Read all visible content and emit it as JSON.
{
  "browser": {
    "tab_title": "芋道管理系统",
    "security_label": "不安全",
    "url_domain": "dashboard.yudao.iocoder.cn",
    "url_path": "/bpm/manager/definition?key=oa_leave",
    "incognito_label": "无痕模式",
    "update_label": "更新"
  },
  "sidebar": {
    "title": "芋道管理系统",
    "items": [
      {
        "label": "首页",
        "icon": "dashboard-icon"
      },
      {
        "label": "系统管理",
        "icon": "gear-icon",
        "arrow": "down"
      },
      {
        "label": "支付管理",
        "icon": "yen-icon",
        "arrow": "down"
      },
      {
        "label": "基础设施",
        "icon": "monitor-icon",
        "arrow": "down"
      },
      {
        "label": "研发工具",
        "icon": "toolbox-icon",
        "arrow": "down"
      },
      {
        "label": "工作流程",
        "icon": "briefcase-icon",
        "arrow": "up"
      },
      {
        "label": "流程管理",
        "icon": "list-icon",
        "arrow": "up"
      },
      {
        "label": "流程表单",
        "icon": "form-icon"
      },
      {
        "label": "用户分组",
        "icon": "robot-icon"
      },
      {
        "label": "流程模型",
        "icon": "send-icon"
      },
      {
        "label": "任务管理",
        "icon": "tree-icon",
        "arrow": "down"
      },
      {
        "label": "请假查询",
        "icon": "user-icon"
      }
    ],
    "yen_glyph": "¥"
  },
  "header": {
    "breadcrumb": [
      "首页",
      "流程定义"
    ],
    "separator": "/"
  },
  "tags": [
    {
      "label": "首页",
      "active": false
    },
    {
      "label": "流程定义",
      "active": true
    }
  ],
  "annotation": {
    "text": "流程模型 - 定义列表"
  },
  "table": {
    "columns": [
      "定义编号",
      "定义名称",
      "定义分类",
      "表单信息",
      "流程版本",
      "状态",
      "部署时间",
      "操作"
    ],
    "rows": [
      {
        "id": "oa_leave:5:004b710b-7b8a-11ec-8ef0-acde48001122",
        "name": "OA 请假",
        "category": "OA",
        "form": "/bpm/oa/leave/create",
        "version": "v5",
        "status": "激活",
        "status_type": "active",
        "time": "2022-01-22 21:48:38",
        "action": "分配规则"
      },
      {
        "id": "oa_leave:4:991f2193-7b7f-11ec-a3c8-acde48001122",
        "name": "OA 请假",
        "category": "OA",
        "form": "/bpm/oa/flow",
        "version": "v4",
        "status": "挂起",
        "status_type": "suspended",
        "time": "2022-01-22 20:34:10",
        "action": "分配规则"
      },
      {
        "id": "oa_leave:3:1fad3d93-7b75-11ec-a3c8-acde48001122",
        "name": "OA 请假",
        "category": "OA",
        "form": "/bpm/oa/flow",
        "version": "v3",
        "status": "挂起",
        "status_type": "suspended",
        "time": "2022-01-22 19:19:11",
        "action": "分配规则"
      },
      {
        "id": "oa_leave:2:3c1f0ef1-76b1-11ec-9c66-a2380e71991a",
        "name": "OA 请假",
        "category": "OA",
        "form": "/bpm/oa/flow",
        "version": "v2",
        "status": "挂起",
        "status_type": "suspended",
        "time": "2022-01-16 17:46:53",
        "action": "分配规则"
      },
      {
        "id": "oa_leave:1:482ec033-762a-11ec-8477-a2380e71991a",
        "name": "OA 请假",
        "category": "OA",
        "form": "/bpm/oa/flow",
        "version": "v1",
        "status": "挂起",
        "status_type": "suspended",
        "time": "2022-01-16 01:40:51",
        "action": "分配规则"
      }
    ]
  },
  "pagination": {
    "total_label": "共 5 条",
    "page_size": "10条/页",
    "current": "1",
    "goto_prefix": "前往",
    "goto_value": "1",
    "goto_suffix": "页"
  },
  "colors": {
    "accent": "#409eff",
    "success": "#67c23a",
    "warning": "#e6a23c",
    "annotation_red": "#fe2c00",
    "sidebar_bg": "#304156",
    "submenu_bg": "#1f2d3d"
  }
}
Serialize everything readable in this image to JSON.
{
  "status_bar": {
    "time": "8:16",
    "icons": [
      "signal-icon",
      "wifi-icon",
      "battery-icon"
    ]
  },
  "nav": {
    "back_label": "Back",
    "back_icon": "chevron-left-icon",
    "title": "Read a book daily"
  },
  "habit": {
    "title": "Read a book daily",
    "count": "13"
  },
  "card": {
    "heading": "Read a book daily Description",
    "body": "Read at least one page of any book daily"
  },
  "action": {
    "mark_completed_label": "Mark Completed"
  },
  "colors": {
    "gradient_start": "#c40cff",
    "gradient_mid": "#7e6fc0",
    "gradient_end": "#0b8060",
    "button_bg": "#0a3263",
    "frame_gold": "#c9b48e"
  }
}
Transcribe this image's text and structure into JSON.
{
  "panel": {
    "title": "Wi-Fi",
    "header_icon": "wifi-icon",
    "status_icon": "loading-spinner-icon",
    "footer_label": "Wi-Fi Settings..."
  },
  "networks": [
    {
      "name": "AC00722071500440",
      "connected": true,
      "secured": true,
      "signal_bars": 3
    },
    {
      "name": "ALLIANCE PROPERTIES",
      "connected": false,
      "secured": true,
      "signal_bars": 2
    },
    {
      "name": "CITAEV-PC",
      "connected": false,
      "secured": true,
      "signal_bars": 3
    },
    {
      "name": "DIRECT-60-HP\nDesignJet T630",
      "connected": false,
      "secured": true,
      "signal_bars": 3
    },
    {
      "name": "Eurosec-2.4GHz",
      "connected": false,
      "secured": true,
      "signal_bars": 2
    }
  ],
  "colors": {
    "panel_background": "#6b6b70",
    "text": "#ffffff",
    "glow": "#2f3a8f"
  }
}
════
DIRECTIVE
Reproduce the full listing exactly.

SOLVED PROBLEM
Read all visible content and emit it as JSON.
{
  "browser": {
    "tab_title": "芋道管理系统",
    "security_label": "不安全",
    "url_domain": "dashboard.yudao.iocoder.cn",
    "url_path": "/bpm/manager/definition?key=oa_leave",
    "incognito_label": "无痕模式",
    "update_label": "更新"
  },
  "sidebar": {
    "title": "芋道管理系统",
    "items": [
      {
        "label": "首页",
        "icon": "dashboard-icon"
      },
      {
        "label": "系统管理",
        "icon": "gear-icon",
        "arrow": "down"
      },
      {
        "label": "支付管理",
        "icon": "yen-icon",
        "arrow": "down"
      },
      {
        "label": "基础设施",
        "icon": "monitor-icon",
        "arrow": "down"
      },
      {
        "label": "研发工具",
        "icon": "toolbox-icon",
        "arrow": "down"
      },
      {
        "label": "工作流程",
        "icon": "briefcase-icon",
        "arrow": "up"
      },
      {
        "label": "流程管理",
        "icon": "list-icon",
        "arrow": "up"
      },
      {
        "label": "流程表单",
        "icon": "form-icon"
      },
      {
        "label": "用户分组",
        "icon": "robot-icon"
      },
      {
        "label": "流程模型",
        "icon": "send-icon"
      },
      {
        "label": "任务管理",
        "icon": "tree-icon",
        "arrow": "down"
      },
      {
        "label": "请假查询",
        "icon": "user-icon"
      }
    ],
    "yen_glyph": "¥"
  },
  "header": {
    "breadcrumb": [
      "首页",
      "流程定义"
    ],
    "separator": "/"
  },
  "tags": [
    {
      "label": "首页",
      "active": false
    },
    {
      "label": "流程定义",
      "active": true
    }
  ],
  "annotation": {
    "text": "流程模型 - 定义列表"
  },
  "table": {
    "columns": [
      "定义编号",
      "定义名称",
      "定义分类",
      "表单信息",
      "流程版本",
      "状态",
      "部署时间",
      "操作"
    ],
    "rows": [
      {
        "id": "oa_leave:5:004b710b-7b8a-11ec-8ef0-acde48001122",
        "name": "OA 请假",
        "category": "OA",
        "form": "/bpm/oa/leave/create",
        "version": "v5",
        "status": "激活",
        "status_type": "active",
        "time": "2022-01-22 21:48:38",
        "action": "分配规则"
      },
      {
        "id": "oa_leave:4:991f2193-7b7f-11ec-a3c8-acde48001122",
        "name": "OA 请假",
        "category": "OA",
        "form": "/bpm/oa/flow",
        "version": "v4",
        "status": "挂起",
        "status_type": "suspended",
        "time": "2022-01-22 20:34:10",
        "action": "分配规则"
      },
      {
        "id": "oa_leave:3:1fad3d93-7b75-11ec-a3c8-acde48001122",
        "name": "OA 请假",
        "category": "OA",
        "form": "/bpm/oa/flow",
        "version": "v3",
        "status": "挂起",
        "status_type": "suspended",
        "time": "2022-01-22 19:19:11",
        "action": "分配规则"
      },
      {
        "id": "oa_leave:2:3c1f0ef1-76b1-11ec-9c66-a2380e71991a",
        "name": "OA 请假",
        "category": "OA",
        "form": "/bpm/oa/flow",
        "version": "v2",
        "status": "挂起",
        "status_type": "suspended",
        "time": "2022-01-16 17:46:53",
        "action": "分配规则"
      },
      {
        "id": "oa_leave:1:482ec033-762a-11ec-8477-a2380e71991a",
        "name": "OA 请假",
        "category": "OA",
        "form": "/bpm/oa/flow",
        "version": "v1",
        "status": "挂起",
        "status_type": "suspended",
        "time": "2022-01-16 01:40:51",
        "action": "分配规则"
      }
    ]
  },
  "pagination": {
    "total_label": "共 5 条",
    "page_size": "10条/页",
    "current": "1",
    "goto_prefix": "前往",
    "goto_value": "1",
    "goto_suffix": "页"
  },
  "colors": {
    "accent": "#409eff",
    "success": "#67c23a",
    "warning": "#e6a23c",
    "annotation_red": "#fe2c00",
    "sidebar_bg": "#304156",
    "submenu_bg": "#1f2d3d"
  }
}
Serialize everything readable in this image to JSON.
{
  "status_bar": {
    "time": "8:16",
    "icons": [
      "signal-icon",
      "wifi-icon",
      "battery-icon"
    ]
  },
  "nav": {
    "back_label": "Back",
    "back_icon": "chevron-left-icon",
    "title": "Read a book daily"
  },
  "habit": {
    "title": "Read a book daily",
    "count": "13"
  },
  "card": {
    "heading": "Read a book daily Description",
    "body": "Read at least one page of any book daily"
  },
  "action": {
    "mark_completed_label": "Mark Completed"
  },
  "colors": {
    "gradient_start": "#c40cff",
    "gradient_mid": "#7e6fc0",
    "gradient_end": "#0b8060",
    "button_bg": "#0a3263",
    "frame_gold": "#c9b48e"
  }
}
Transcribe this image's text and structure into JSON.
{
  "panel": {
    "title": "Wi-Fi",
    "header_icon": "wifi-icon",
    "status_icon": "loading-spinner-icon",
    "footer_label": "Wi-Fi Settings..."
  },
  "networks": [
    {
      "name": "AC00722071500440",
      "connected": true,
      "secured": true,
      "signal_bars": 3
    },
    {
      "name": "ALLIANCE PROPERTIES",
      "connected": false,
      "secured": true,
      "signal_bars": 2
    },
    {
      "name": "CITAEV-PC",
      "connected": false,
      "secured": true,
      "signal_bars": 3
    },
    {
      "name": "DIRECT-60-HP\nDesignJet T630",
      "connected": false,
      "secured": true,
      "signal_bars": 3
    },
    {
      "name": "Eurosec-2.4GHz",
      "connected": false,
      "secured": true,
      "signal_bars": 2
    }
  ],
  "colors": {
    "panel_background": "#6b6b70",
    "text": "#ffffff",
    "glow": "#2f3a8f"
  }
}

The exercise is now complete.